[BEGIN Data supplied]

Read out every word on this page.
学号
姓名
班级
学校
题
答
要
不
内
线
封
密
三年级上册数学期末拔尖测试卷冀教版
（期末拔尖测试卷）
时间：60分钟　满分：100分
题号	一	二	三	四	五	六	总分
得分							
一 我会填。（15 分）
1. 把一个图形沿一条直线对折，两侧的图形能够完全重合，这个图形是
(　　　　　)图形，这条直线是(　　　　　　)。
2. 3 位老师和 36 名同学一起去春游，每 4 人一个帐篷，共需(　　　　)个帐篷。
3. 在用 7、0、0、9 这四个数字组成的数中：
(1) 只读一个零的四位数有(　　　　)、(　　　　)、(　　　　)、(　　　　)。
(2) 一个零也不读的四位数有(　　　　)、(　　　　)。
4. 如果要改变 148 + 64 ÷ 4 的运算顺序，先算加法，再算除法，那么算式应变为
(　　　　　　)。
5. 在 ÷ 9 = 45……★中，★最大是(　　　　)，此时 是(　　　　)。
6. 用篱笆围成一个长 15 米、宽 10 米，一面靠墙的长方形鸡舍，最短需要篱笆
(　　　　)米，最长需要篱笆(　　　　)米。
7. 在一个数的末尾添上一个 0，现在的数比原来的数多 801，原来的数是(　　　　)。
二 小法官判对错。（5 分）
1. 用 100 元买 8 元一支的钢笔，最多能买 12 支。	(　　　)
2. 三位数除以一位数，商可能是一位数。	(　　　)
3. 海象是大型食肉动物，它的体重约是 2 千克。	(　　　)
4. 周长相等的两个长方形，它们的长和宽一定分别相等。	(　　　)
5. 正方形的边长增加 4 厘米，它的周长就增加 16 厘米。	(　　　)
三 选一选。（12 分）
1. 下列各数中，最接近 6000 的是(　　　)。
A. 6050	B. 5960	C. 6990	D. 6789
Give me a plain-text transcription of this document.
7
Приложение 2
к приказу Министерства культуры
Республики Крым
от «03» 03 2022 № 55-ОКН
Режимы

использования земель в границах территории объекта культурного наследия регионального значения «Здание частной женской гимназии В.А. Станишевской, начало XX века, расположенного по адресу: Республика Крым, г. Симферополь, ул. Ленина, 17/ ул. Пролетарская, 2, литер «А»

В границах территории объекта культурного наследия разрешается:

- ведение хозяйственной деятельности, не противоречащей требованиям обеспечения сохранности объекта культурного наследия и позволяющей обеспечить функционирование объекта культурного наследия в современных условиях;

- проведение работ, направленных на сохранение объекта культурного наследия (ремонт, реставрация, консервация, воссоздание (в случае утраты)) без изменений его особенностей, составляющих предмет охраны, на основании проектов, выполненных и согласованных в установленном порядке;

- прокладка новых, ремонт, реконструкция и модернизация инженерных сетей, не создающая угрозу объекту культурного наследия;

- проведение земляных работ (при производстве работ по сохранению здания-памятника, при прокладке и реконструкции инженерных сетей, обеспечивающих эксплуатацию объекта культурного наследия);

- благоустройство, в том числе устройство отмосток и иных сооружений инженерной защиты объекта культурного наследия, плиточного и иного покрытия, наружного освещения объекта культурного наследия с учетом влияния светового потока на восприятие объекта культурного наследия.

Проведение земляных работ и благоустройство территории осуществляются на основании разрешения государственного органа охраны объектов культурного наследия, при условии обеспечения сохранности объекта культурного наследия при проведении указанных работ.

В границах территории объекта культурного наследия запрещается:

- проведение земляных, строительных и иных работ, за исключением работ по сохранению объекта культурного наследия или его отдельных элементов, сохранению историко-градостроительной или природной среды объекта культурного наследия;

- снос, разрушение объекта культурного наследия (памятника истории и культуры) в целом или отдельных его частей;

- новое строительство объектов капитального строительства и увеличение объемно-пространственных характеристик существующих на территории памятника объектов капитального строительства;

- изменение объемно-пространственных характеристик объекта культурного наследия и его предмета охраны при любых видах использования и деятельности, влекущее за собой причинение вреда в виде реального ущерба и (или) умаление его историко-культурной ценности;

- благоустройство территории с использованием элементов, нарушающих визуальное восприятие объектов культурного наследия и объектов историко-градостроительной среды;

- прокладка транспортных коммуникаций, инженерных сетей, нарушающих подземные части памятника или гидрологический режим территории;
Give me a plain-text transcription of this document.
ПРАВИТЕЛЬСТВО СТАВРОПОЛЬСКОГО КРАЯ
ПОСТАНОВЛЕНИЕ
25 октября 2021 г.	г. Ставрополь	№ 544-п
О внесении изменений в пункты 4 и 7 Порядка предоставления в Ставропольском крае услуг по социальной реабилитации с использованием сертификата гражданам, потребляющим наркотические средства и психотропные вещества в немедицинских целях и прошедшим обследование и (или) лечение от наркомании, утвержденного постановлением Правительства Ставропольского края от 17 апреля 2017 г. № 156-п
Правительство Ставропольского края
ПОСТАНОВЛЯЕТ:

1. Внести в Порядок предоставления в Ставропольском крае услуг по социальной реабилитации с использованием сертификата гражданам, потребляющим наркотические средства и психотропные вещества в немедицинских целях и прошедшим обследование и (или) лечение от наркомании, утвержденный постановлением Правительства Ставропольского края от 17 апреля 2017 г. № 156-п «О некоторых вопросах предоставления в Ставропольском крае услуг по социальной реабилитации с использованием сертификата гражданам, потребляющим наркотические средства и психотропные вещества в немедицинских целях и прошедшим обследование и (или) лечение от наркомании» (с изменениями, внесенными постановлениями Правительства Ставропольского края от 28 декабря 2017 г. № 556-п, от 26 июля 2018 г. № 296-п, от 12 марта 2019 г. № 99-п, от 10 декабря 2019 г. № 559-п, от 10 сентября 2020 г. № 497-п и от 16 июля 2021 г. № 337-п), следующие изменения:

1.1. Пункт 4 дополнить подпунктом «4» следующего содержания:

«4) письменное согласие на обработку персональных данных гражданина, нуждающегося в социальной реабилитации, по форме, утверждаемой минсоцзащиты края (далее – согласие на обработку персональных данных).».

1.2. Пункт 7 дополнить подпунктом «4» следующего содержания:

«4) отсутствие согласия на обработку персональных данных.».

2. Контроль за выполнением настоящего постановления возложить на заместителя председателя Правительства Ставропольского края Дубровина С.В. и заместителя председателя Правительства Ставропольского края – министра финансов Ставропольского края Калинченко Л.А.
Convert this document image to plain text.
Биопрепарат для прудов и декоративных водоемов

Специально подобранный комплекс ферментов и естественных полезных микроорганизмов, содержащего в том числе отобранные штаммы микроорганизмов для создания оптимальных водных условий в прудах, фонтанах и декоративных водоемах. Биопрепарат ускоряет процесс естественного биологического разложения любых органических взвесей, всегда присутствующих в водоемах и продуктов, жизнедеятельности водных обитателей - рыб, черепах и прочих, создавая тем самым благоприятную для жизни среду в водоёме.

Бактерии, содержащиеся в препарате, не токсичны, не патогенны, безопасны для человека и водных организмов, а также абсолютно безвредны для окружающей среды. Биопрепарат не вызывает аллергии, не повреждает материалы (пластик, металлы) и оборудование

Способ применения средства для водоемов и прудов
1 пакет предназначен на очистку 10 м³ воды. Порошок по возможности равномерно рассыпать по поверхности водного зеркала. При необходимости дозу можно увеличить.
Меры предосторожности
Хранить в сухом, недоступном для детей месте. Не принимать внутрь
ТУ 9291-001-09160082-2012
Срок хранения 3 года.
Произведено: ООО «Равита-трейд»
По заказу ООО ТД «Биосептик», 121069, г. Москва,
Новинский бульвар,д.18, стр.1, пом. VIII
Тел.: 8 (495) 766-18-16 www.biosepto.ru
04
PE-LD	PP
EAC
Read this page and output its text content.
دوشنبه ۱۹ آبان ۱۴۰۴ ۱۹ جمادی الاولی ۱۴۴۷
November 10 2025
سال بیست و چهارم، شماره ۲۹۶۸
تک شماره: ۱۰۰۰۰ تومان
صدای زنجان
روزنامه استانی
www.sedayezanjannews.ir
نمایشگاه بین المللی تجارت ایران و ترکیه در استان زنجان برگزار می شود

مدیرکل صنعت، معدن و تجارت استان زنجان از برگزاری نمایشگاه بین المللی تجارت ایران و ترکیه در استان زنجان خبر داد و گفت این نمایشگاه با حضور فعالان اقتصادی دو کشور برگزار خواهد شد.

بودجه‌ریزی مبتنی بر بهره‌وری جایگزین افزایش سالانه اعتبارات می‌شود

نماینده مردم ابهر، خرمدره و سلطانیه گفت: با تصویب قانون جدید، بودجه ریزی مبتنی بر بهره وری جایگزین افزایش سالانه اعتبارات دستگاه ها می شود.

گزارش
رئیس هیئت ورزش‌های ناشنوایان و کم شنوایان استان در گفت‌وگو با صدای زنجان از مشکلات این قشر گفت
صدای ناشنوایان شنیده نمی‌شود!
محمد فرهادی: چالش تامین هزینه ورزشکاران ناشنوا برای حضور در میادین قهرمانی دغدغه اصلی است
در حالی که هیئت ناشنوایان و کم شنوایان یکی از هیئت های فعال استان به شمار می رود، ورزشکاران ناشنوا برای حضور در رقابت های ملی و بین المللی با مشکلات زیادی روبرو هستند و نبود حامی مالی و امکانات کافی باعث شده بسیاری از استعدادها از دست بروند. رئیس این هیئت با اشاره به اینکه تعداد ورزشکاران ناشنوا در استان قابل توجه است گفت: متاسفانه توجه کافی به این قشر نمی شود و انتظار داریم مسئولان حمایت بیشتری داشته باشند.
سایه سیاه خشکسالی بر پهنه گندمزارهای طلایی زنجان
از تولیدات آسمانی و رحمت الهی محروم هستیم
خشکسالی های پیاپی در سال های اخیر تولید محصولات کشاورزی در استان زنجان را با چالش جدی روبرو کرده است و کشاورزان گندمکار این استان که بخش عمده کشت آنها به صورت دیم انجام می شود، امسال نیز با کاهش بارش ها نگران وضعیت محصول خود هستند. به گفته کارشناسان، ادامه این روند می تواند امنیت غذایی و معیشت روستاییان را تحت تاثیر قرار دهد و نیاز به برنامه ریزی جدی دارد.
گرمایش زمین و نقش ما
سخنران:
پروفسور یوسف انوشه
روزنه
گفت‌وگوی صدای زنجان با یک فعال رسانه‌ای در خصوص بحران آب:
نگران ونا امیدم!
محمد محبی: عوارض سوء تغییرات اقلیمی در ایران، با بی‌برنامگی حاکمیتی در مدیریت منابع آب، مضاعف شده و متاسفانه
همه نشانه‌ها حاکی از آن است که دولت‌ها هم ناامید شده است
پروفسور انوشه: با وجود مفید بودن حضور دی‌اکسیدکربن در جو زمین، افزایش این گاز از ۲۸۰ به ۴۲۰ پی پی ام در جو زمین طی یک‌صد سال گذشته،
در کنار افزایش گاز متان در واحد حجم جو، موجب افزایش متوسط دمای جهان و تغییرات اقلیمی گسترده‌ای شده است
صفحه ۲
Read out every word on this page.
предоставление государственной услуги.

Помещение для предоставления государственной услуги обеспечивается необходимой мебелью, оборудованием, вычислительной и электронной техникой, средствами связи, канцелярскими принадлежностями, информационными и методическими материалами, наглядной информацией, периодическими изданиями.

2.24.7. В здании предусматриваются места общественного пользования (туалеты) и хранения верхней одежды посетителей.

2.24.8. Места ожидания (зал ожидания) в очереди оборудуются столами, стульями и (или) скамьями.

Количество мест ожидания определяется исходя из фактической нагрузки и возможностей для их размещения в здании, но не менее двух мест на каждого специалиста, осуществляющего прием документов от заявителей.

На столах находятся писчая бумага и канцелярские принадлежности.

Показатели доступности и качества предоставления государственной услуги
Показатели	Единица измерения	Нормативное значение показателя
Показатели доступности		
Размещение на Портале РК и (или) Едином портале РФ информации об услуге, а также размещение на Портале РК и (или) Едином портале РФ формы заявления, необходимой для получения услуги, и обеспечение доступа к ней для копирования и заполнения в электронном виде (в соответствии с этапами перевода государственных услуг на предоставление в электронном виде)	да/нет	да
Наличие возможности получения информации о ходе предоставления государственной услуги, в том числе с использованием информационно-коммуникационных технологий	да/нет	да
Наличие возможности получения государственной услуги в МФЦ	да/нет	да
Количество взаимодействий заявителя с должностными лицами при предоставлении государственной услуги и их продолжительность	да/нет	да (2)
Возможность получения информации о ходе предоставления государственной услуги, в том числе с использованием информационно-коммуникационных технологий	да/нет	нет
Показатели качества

[END Data supplied]

Given problem:
Scan the listing above for the word "виде" and show each line where it is found.

Full output:
- изменение объемно-пространственных характеристик объекта культурного наследия и его предмета охраны при любых видах использования и деятельности, влекущее за собой причинение вреда в виде реального ущерба и (или) умаление его историко-культурной ценности;
Размещение на Портале РК и (или) Едином портале РФ информации об услуге, а также размещение на Портале РК и (или) Едином портале РФ формы заявления, необходимой для получения услуги, и обеспечение доступа к ней для копирования и заполнения в электронном виде (в соответствии с этапами перевода государственных услуг на предоставление в электронном виде)	да/нет	да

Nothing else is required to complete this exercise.